Your goal: Show each line from the listing that includes the word "alarme".

Exercise material:
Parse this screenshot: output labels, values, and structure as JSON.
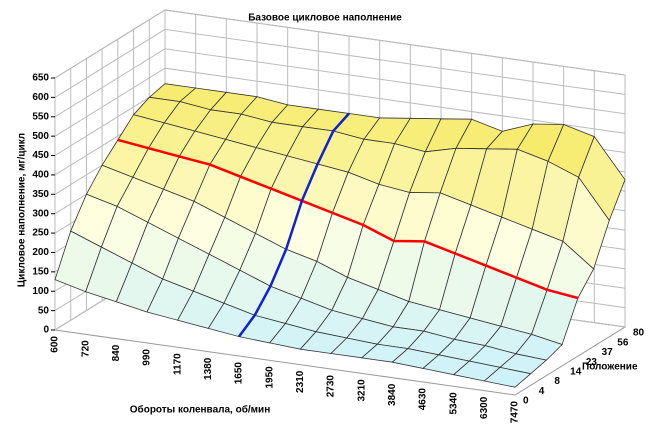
{
  "chart_data": {
    "type": "surface",
    "title": "Базовое цикловое наполнение",
    "x_label": "Обороты коленвала, об/мин",
    "y_label": "Цикловое наполнение, мг/цикл",
    "z_label": "Положение",
    "categories": [
      "600",
      "720",
      "840",
      "990",
      "1170",
      "1380",
      "1650",
      "1950",
      "2310",
      "2730",
      "3210",
      "3840",
      "4630",
      "5340",
      "6300",
      "7470"
    ],
    "series": [
      {
        "name": "0",
        "values": [
          130,
          110,
          95,
          80,
          70,
          60,
          50,
          45,
          40,
          40,
          40,
          40,
          35,
          30,
          25,
          20
        ]
      },
      {
        "name": "4",
        "values": [
          230,
          200,
          170,
          140,
          120,
          100,
          80,
          70,
          60,
          55,
          50,
          50,
          45,
          40,
          35,
          30
        ]
      },
      {
        "name": "8",
        "values": [
          300,
          280,
          250,
          220,
          190,
          160,
          130,
          110,
          90,
          80,
          70,
          70,
          60,
          55,
          45,
          40
        ]
      },
      {
        "name": "14",
        "values": [
          350,
          330,
          310,
          290,
          260,
          230,
          200,
          180,
          150,
          130,
          110,
          100,
          90,
          80,
          70,
          55
        ]
      },
      {
        "name": "23",
        "values": [
          390,
          380,
          370,
          360,
          340,
          320,
          300,
          280,
          260,
          230,
          240,
          220,
          200,
          180,
          160,
          150
        ]
      },
      {
        "name": "37",
        "values": [
          430,
          420,
          410,
          400,
          390,
          380,
          370,
          360,
          340,
          330,
          340,
          320,
          300,
          280,
          260,
          200
        ]
      },
      {
        "name": "56",
        "values": [
          450,
          450,
          440,
          440,
          430,
          430,
          430,
          420,
          420,
          410,
          430,
          440,
          450,
          430,
          400,
          300
        ]
      },
      {
        "name": "80",
        "values": [
          460,
          460,
          460,
          460,
          450,
          450,
          450,
          450,
          460,
          470,
          480,
          460,
          490,
          500,
          480,
          380
        ]
      }
    ],
    "ylim": [
      0,
      650
    ],
    "yticks": [
      0,
      50,
      100,
      150,
      200,
      250,
      300,
      350,
      400,
      450,
      500,
      550,
      600,
      650
    ]
  }
}
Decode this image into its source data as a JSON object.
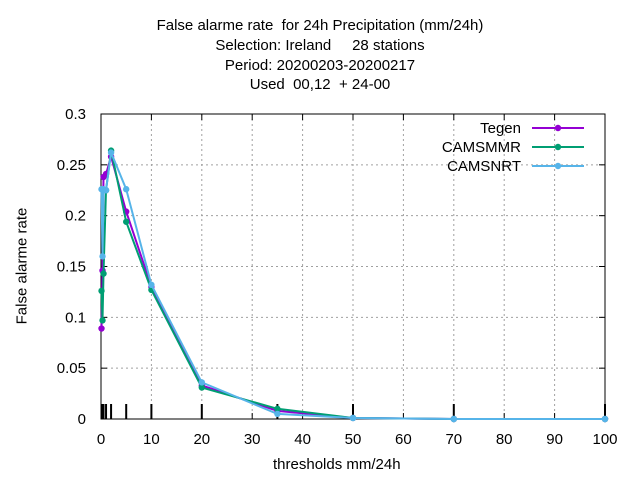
{
  "title_lines": [
    "False alarme rate  for 24h Precipitation (mm/24h)",
    "Selection: Ireland     28 stations",
    "Period: 20200203-20200217",
    "Used  00,12  + 24-00"
  ],
  "chart_data": {
    "type": "line",
    "xlabel": "thresholds mm/24h",
    "ylabel": "False alarme rate",
    "xlim": [
      0,
      100
    ],
    "ylim": [
      0,
      0.3
    ],
    "x_ticks": [
      "0",
      "10",
      "20",
      "30",
      "40",
      "50",
      "60",
      "70",
      "80",
      "90",
      "100"
    ],
    "y_ticks": [
      "0",
      "0.05",
      "0.1",
      "0.15",
      "0.2",
      "0.25",
      "0.3"
    ],
    "grid": true,
    "legend_position": "top-right",
    "threshold_markers": [
      0.1,
      0.3,
      0.5,
      1,
      2,
      5,
      10,
      20,
      35,
      50,
      70,
      100
    ],
    "series": [
      {
        "name": "Tegen",
        "color": "#9400d3",
        "points": [
          [
            0.1,
            0.089
          ],
          [
            0.3,
            0.146
          ],
          [
            0.5,
            0.238
          ],
          [
            1,
            0.241
          ],
          [
            2,
            0.258
          ],
          [
            5,
            0.204
          ],
          [
            10,
            0.13
          ],
          [
            20,
            0.033
          ],
          [
            35,
            0.008
          ],
          [
            50,
            0.001
          ],
          [
            70,
            0.0
          ],
          [
            100,
            0.0
          ]
        ]
      },
      {
        "name": "CAMSMMR",
        "color": "#009e73",
        "points": [
          [
            0.1,
            0.126
          ],
          [
            0.3,
            0.097
          ],
          [
            0.5,
            0.143
          ],
          [
            1,
            0.225
          ],
          [
            2,
            0.264
          ],
          [
            5,
            0.194
          ],
          [
            10,
            0.127
          ],
          [
            20,
            0.031
          ],
          [
            35,
            0.01
          ],
          [
            50,
            0.001
          ],
          [
            70,
            0.0
          ],
          [
            100,
            0.0
          ]
        ]
      },
      {
        "name": "CAMSNRT",
        "color": "#56b4e9",
        "points": [
          [
            0.1,
            0.226
          ],
          [
            0.3,
            0.16
          ],
          [
            0.5,
            0.226
          ],
          [
            1,
            0.225
          ],
          [
            2,
            0.262
          ],
          [
            5,
            0.226
          ],
          [
            10,
            0.132
          ],
          [
            20,
            0.036
          ],
          [
            35,
            0.005
          ],
          [
            50,
            0.001
          ],
          [
            70,
            0.0
          ],
          [
            100,
            0.0
          ]
        ]
      }
    ]
  }
}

Expected answer:
    "False alarme rate  for 24h Precipitation (mm/24h)",
    "ylabel": "False alarme rate",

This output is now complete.